### Problem requirements
Exact repetition is required: output every record in full.

--- Begin ---

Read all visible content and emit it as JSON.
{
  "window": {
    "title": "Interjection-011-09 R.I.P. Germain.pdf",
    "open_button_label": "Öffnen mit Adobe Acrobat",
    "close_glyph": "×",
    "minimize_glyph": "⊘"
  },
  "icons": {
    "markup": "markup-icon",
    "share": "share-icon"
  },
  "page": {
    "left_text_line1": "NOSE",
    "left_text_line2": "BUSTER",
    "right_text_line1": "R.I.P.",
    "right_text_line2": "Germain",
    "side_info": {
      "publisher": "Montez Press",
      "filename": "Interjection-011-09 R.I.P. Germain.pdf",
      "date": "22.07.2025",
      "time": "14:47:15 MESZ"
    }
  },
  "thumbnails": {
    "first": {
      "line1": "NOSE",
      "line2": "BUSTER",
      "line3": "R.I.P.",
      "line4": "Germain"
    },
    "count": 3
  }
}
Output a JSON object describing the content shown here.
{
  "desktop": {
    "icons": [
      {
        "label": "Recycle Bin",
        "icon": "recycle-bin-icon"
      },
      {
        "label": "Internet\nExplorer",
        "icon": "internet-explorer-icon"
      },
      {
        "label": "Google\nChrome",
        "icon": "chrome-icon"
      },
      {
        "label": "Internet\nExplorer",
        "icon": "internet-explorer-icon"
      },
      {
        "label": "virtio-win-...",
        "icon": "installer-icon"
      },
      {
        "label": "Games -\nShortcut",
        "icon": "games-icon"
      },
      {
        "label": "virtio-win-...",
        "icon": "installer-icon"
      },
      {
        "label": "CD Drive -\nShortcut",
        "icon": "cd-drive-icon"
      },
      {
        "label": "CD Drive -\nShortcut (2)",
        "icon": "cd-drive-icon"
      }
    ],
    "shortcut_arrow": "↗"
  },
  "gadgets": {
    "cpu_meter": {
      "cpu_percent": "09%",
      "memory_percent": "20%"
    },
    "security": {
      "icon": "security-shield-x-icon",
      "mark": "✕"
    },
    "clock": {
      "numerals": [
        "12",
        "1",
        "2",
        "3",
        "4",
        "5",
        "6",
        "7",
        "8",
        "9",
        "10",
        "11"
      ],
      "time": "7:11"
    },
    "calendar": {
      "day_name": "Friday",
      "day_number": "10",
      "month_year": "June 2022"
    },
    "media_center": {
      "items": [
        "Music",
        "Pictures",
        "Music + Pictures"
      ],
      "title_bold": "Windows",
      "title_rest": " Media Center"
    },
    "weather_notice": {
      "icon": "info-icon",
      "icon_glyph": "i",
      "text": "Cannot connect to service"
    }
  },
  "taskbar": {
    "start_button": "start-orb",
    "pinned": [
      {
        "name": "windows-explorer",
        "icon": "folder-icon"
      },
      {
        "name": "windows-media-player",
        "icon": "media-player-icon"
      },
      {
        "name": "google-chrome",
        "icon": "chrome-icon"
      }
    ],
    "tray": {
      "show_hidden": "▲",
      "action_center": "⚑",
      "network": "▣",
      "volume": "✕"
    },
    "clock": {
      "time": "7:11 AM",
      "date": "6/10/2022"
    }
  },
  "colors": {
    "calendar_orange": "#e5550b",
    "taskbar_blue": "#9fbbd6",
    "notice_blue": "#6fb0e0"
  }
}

--- End ---

### Output below
Read all visible content and emit it as JSON.
{
  "window": {
    "title": "Interjection-011-09 R.I.P. Germain.pdf",
    "open_button_label": "Öffnen mit Adobe Acrobat",
    "close_glyph": "×",
    "minimize_glyph": "⊘"
  },
  "icons": {
    "markup": "markup-icon",
    "share": "share-icon"
  },
  "page": {
    "left_text_line1": "NOSE",
    "left_text_line2": "BUSTER",
    "right_text_line1": "R.I.P.",
    "right_text_line2": "Germain",
    "side_info": {
      "publisher": "Montez Press",
      "filename": "Interjection-011-09 R.I.P. Germain.pdf",
      "date": "22.07.2025",
      "time": "14:47:15 MESZ"
    }
  },
  "thumbnails": {
    "first": {
      "line1": "NOSE",
      "line2": "BUSTER",
      "line3": "R.I.P.",
      "line4": "Germain"
    },
    "count": 3
  }
}
Output a JSON object describing the content shown here.
{
  "desktop": {
    "icons": [
      {
        "label": "Recycle Bin",
        "icon": "recycle-bin-icon"
      },
      {
        "label": "Internet\nExplorer",
        "icon": "internet-explorer-icon"
      },
      {
        "label": "Google\nChrome",
        "icon": "chrome-icon"
      },
      {
        "label": "Internet\nExplorer",
        "icon": "internet-explorer-icon"
      },
      {
        "label": "virtio-win-...",
        "icon": "installer-icon"
      },
      {
        "label": "Games -\nShortcut",
        "icon": "games-icon"
      },
      {
        "label": "virtio-win-...",
        "icon": "installer-icon"
      },
      {
        "label": "CD Drive -\nShortcut",
        "icon": "cd-drive-icon"
      },
      {
        "label": "CD Drive -\nShortcut (2)",
        "icon": "cd-drive-icon"
      }
    ],
    "shortcut_arrow": "↗"
  },
  "gadgets": {
    "cpu_meter": {
      "cpu_percent": "09%",
      "memory_percent": "20%"
    },
    "security": {
      "icon": "security-shield-x-icon",
      "mark": "✕"
    },
    "clock": {
      "numerals": [
        "12",
        "1",
        "2",
        "3",
        "4",
        "5",
        "6",
        "7",
        "8",
        "9",
        "10",
        "11"
      ],
      "time": "7:11"
    },
    "calendar": {
      "day_name": "Friday",
      "day_number": "10",
      "month_year": "June 2022"
    },
    "media_center": {
      "items": [
        "Music",
        "Pictures",
        "Music + Pictures"
      ],
      "title_bold": "Windows",
      "title_rest": " Media Center"
    },
    "weather_notice": {
      "icon": "info-icon",
      "icon_glyph": "i",
      "text": "Cannot connect to service"
    }
  },
  "taskbar": {
    "start_button": "start-orb",
    "pinned": [
      {
        "name": "windows-explorer",
        "icon": "folder-icon"
      },
      {
        "name": "windows-media-player",
        "icon": "media-player-icon"
      },
      {
        "name": "google-chrome",
        "icon": "chrome-icon"
      }
    ],
    "tray": {
      "show_hidden": "▲",
      "action_center": "⚑",
      "network": "▣",
      "volume": "✕"
    },
    "clock": {
      "time": "7:11 AM",
      "date": "6/10/2022"
    }
  },
  "colors": {
    "calendar_orange": "#e5550b",
    "taskbar_blue": "#9fbbd6",
    "notice_blue": "#6fb0e0"
  }
}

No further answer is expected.